## Data records
━━━━━━━━━━

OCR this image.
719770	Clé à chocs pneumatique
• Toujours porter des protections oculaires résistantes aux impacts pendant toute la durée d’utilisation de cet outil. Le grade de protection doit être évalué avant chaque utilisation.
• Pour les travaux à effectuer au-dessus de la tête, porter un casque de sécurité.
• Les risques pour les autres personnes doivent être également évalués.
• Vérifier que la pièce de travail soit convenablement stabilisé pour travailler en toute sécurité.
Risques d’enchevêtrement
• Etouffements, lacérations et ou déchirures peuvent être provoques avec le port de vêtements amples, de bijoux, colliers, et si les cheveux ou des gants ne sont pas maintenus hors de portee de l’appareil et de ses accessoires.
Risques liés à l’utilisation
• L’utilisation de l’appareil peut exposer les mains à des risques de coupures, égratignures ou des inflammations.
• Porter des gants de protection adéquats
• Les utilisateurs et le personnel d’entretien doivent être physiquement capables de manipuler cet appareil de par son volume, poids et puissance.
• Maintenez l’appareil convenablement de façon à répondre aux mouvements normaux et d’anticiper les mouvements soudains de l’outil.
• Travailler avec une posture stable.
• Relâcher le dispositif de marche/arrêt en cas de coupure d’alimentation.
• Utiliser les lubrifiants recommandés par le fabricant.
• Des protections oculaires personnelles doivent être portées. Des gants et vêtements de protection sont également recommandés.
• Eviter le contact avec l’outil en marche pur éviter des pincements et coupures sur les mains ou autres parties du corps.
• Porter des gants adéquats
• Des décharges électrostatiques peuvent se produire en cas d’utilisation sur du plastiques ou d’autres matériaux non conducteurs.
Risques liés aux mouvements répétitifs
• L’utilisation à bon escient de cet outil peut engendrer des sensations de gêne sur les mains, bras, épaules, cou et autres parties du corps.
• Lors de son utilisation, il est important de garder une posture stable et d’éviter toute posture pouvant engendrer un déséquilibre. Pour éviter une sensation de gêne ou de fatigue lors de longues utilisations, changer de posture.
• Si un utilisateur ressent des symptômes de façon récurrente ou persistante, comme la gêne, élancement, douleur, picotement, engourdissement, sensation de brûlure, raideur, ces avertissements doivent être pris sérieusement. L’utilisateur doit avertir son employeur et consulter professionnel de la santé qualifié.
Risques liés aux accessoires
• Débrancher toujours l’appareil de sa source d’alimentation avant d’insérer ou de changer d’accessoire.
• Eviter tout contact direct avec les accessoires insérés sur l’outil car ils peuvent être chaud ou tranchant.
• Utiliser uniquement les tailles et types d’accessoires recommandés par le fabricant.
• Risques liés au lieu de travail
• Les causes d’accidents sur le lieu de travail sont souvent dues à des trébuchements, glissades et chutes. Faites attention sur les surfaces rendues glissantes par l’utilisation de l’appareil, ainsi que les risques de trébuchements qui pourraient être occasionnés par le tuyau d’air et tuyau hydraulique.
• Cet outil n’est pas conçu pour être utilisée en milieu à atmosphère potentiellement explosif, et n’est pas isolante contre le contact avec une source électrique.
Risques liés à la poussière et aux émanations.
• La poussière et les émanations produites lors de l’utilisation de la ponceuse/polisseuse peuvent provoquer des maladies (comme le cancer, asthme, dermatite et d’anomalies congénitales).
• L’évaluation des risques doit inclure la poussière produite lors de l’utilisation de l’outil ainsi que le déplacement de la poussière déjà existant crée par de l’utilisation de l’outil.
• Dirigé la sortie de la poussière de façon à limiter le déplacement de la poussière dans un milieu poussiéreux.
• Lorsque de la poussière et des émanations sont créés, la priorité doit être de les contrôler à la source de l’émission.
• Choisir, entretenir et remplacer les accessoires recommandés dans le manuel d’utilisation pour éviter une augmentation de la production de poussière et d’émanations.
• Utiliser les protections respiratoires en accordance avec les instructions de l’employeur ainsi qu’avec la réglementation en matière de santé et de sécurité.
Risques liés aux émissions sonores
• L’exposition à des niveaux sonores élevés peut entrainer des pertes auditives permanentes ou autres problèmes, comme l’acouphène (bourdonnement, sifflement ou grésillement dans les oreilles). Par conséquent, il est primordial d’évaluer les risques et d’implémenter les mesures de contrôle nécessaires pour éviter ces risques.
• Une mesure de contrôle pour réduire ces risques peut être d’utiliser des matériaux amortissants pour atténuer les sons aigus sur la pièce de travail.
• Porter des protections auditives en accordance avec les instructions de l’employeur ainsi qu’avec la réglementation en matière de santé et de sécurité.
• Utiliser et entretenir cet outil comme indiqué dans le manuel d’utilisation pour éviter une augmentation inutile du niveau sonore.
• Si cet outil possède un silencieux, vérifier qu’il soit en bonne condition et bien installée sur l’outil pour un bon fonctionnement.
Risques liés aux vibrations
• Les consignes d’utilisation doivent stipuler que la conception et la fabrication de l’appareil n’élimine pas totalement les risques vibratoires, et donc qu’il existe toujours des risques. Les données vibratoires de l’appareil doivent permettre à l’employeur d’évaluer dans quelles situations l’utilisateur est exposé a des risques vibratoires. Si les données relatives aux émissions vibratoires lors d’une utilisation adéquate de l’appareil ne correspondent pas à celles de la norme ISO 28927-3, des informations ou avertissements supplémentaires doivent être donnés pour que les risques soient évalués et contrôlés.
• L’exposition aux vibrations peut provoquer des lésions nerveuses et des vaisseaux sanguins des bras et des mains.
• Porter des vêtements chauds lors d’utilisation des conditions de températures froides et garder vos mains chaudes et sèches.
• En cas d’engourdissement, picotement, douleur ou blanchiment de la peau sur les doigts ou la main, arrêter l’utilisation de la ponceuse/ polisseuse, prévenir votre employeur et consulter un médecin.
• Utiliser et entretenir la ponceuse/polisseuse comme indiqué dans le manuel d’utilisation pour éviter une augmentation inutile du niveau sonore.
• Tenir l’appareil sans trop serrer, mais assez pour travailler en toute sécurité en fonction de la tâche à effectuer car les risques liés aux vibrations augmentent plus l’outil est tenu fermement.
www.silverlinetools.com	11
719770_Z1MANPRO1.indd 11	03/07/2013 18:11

━━━━━━━━━━

## Problem to work on
Print out all the entries precisely as written.

## Written response
OCR this image.
719770	Clé à chocs pneumatique
• Toujours porter des protections oculaires résistantes aux impacts pendant toute la durée d’utilisation de cet outil. Le grade de protection doit être évalué avant chaque utilisation.
• Pour les travaux à effectuer au-dessus de la tête, porter un casque de sécurité.
• Les risques pour les autres personnes doivent être également évalués.
• Vérifier que la pièce de travail soit convenablement stabilisé pour travailler en toute sécurité.
Risques d’enchevêtrement
• Etouffements, lacérations et ou déchirures peuvent être provoques avec le port de vêtements amples, de bijoux, colliers, et si les cheveux ou des gants ne sont pas maintenus hors de portee de l’appareil et de ses accessoires.
Risques liés à l’utilisation
• L’utilisation de l’appareil peut exposer les mains à des risques de coupures, égratignures ou des inflammations.
• Porter des gants de protection adéquats
• Les utilisateurs et le personnel d’entretien doivent être physiquement capables de manipuler cet appareil de par son volume, poids et puissance.
• Maintenez l’appareil convenablement de façon à répondre aux mouvements normaux et d’anticiper les mouvements soudains de l’outil.
• Travailler avec une posture stable.
• Relâcher le dispositif de marche/arrêt en cas de coupure d’alimentation.
• Utiliser les lubrifiants recommandés par le fabricant.
• Des protections oculaires personnelles doivent être portées. Des gants et vêtements de protection sont également recommandés.
• Eviter le contact avec l’outil en marche pur éviter des pincements et coupures sur les mains ou autres parties du corps.
• Porter des gants adéquats
• Des décharges électrostatiques peuvent se produire en cas d’utilisation sur du plastiques ou d’autres matériaux non conducteurs.
Risques liés aux mouvements répétitifs
• L’utilisation à bon escient de cet outil peut engendrer des sensations de gêne sur les mains, bras, épaules, cou et autres parties du corps.
• Lors de son utilisation, il est important de garder une posture stable et d’éviter toute posture pouvant engendrer un déséquilibre. Pour éviter une sensation de gêne ou de fatigue lors de longues utilisations, changer de posture.
• Si un utilisateur ressent des symptômes de façon récurrente ou persistante, comme la gêne, élancement, douleur, picotement, engourdissement, sensation de brûlure, raideur, ces avertissements doivent être pris sérieusement. L’utilisateur doit avertir son employeur et consulter professionnel de la santé qualifié.
Risques liés aux accessoires
• Débrancher toujours l’appareil de sa source d’alimentation avant d’insérer ou de changer d’accessoire.
• Eviter tout contact direct avec les accessoires insérés sur l’outil car ils peuvent être chaud ou tranchant.
• Utiliser uniquement les tailles et types d’accessoires recommandés par le fabricant.
• Risques liés au lieu de travail
• Les causes d’accidents sur le lieu de travail sont souvent dues à des trébuchements, glissades et chutes. Faites attention sur les surfaces rendues glissantes par l’utilisation de l’appareil, ainsi que les risques de trébuchements qui pourraient être occasionnés par le tuyau d’air et tuyau hydraulique.
• Cet outil n’est pas conçu pour être utilisée en milieu à atmosphère potentiellement explosif, et n’est pas isolante contre le contact avec une source électrique.
Risques liés à la poussière et aux émanations.
• La poussière et les émanations produites lors de l’utilisation de la ponceuse/polisseuse peuvent provoquer des maladies (comme le cancer, asthme, dermatite et d’anomalies congénitales).
• L’évaluation des risques doit inclure la poussière produite lors de l’utilisation de l’outil ainsi que le déplacement de la poussière déjà existant crée par de l’utilisation de l’outil.
• Dirigé la sortie de la poussière de façon à limiter le déplacement de la poussière dans un milieu poussiéreux.
• Lorsque de la poussière et des émanations sont créés, la priorité doit être de les contrôler à la source de l’émission.
• Choisir, entretenir et remplacer les accessoires recommandés dans le manuel d’utilisation pour éviter une augmentation de la production de poussière et d’émanations.
• Utiliser les protections respiratoires en accordance avec les instructions de l’employeur ainsi qu’avec la réglementation en matière de santé et de sécurité.
Risques liés aux émissions sonores
• L’exposition à des niveaux sonores élevés peut entrainer des pertes auditives permanentes ou autres problèmes, comme l’acouphène (bourdonnement, sifflement ou grésillement dans les oreilles). Par conséquent, il est primordial d’évaluer les risques et d’implémenter les mesures de contrôle nécessaires pour éviter ces risques.
• Une mesure de contrôle pour réduire ces risques peut être d’utiliser des matériaux amortissants pour atténuer les sons aigus sur la pièce de travail.
• Porter des protections auditives en accordance avec les instructions de l’employeur ainsi qu’avec la réglementation en matière de santé et de sécurité.
• Utiliser et entretenir cet outil comme indiqué dans le manuel d’utilisation pour éviter une augmentation inutile du niveau sonore.
• Si cet outil possède un silencieux, vérifier qu’il soit en bonne condition et bien installée sur l’outil pour un bon fonctionnement.
Risques liés aux vibrations
• Les consignes d’utilisation doivent stipuler que la conception et la fabrication de l’appareil n’élimine pas totalement les risques vibratoires, et donc qu’il existe toujours des risques. Les données vibratoires de l’appareil doivent permettre à l’employeur d’évaluer dans quelles situations l’utilisateur est exposé a des risques vibratoires. Si les données relatives aux émissions vibratoires lors d’une utilisation adéquate de l’appareil ne correspondent pas à celles de la norme ISO 28927-3, des informations ou avertissements supplémentaires doivent être donnés pour que les risques soient évalués et contrôlés.
• L’exposition aux vibrations peut provoquer des lésions nerveuses et des vaisseaux sanguins des bras et des mains.
• Porter des vêtements chauds lors d’utilisation des conditions de températures froides et garder vos mains chaudes et sèches.
• En cas d’engourdissement, picotement, douleur ou blanchiment de la peau sur les doigts ou la main, arrêter l’utilisation de la ponceuse/ polisseuse, prévenir votre employeur et consulter un médecin.
• Utiliser et entretenir la ponceuse/polisseuse comme indiqué dans le manuel d’utilisation pour éviter une augmentation inutile du niveau sonore.
• Tenir l’appareil sans trop serrer, mais assez pour travailler en toute sécurité en fonction de la tâche à effectuer car les risques liés aux vibrations augmentent plus l’outil est tenu fermement.
www.silverlinetools.com	11
719770_Z1MANPRO1.indd 11	03/07/2013 18:11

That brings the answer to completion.